_TEXTO FORNECIDO_:
__________

TRIBUTAÇÃO DAS PLATAFORMAS ONLINE DE APOSTAS
Nos últimos dias, o governo federal anunciou que editará medida provisória para tributar plataformas de apostas com sede fora do Brasil.
Aparentemente, a justificativa para a adoção da medida é o fato de tais entidades, apesar de não possuírem estabelecimento em território brasileiro, operarem livremente sem pagar nenhum imposto.
Como se sabe, tais entidades não possuem autorização para operar essas atividades em território brasileiro, por força de uma proibição legal que, grosso modo, criminaliza o jogo.
Enquanto se aguarda a solução jurídica que o Estado brasileiro dará para o problema, algumas dúvidas surgem:
a. Poderia o governo receber receitas públicas de atividade ilegal?
b. Se sim, como tributar tais atividades se não possuem residência em território brasileiro?
Antes de responder tais pontos, é bom registrar que atualmente tramitam dois projetos de lei (PL nº 442/1991 e PL nº 186/2014) que visam a legalizar as apostas e os jogos de azar em território brasileiro, justamente com uma proposta de tributar tais atividades.
Ou seja, o Congresso Nacional teria a oportunidade de opinar sobre o assunto e, ainda, de estabelecer o modo como tais atividades seriam endereçadas em termos de tributação, de arrecadação e de despesas.

__________

_INSTRUÇÕES_:
1 > Reescreva o trecho do texto sobre a tributação das plataformas de apostas que começa em "Aparentemente, a justificativa" e segue até "pagar nenhum imposto.", trocando "justificativa" por "motivação".
2 > Segundo o texto sobre a tributação das plataformas de apostas, quais projetos de lei tramitam atualmente com o objetivo de legalizar as apostas e os jogos de azar no Brasil?

_DADOS REGISTRADOS_:
__________

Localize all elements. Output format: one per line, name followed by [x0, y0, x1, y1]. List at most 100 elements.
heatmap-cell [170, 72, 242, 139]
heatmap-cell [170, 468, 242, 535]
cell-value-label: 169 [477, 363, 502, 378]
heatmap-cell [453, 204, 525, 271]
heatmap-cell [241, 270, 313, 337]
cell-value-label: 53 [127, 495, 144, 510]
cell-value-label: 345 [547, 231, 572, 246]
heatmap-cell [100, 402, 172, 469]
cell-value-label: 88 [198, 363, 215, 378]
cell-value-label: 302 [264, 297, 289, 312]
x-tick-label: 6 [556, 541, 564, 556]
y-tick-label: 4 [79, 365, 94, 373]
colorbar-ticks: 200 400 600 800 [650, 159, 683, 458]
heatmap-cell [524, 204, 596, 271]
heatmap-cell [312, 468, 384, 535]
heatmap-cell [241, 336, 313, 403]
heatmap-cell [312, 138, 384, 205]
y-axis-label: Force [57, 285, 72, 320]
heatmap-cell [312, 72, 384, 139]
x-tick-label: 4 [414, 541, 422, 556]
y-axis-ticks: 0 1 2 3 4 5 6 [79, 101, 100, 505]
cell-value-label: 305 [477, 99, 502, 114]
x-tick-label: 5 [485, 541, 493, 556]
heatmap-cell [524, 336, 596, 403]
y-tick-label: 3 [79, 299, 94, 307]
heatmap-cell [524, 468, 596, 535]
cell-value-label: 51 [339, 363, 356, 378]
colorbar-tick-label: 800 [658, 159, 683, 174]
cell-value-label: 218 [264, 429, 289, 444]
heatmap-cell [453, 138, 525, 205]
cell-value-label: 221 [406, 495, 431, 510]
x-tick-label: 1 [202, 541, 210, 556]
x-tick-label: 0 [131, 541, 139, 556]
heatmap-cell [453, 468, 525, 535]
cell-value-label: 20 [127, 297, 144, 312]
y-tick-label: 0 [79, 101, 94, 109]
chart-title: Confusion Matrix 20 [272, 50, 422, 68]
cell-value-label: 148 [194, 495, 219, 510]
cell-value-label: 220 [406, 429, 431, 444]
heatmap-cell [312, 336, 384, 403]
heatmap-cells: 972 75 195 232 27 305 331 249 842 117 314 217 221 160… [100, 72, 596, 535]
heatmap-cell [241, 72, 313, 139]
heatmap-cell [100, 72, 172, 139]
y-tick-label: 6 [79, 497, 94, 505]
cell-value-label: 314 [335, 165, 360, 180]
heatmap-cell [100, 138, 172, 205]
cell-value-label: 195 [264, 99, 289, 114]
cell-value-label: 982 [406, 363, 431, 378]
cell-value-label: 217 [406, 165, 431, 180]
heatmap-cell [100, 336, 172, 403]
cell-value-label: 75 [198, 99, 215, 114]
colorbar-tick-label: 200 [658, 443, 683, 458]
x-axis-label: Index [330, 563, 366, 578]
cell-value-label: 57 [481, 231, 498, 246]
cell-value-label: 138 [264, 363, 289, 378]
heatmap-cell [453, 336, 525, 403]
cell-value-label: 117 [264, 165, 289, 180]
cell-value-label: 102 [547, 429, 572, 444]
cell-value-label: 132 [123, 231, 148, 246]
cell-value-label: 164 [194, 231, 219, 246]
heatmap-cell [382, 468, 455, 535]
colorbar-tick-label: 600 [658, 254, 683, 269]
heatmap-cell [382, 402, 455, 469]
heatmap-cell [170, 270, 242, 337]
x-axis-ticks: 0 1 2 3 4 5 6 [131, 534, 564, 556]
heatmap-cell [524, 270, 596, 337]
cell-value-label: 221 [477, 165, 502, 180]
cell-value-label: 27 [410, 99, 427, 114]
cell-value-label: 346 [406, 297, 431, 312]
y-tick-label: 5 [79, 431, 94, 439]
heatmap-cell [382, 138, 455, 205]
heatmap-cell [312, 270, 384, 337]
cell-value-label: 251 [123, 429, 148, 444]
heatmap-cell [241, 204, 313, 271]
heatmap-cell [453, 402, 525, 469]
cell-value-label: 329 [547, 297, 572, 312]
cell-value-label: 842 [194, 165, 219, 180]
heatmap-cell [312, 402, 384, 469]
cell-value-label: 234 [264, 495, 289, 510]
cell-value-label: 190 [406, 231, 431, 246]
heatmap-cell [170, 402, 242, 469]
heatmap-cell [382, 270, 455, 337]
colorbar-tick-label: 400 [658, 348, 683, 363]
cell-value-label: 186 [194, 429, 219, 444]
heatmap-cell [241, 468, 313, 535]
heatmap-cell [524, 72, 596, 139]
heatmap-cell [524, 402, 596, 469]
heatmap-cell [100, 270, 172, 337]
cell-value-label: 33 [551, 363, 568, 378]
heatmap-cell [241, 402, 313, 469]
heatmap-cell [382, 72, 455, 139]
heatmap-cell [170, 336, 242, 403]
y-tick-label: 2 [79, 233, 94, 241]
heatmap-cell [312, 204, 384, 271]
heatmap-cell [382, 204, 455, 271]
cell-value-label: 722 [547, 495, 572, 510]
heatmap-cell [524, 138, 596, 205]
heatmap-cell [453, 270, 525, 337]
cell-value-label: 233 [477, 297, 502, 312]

__________

_RESPOSTAS POR TAREFA_:
1 >
Aparentemente, a motivação para a adoção da medida é o fato de tais entidades, apesar de não possuírem estabelecimento em território brasileiro, operarem livremente sem pagar nenhum imposto.

2 > O PL nº 442/1991 e o PL nº 186/2014.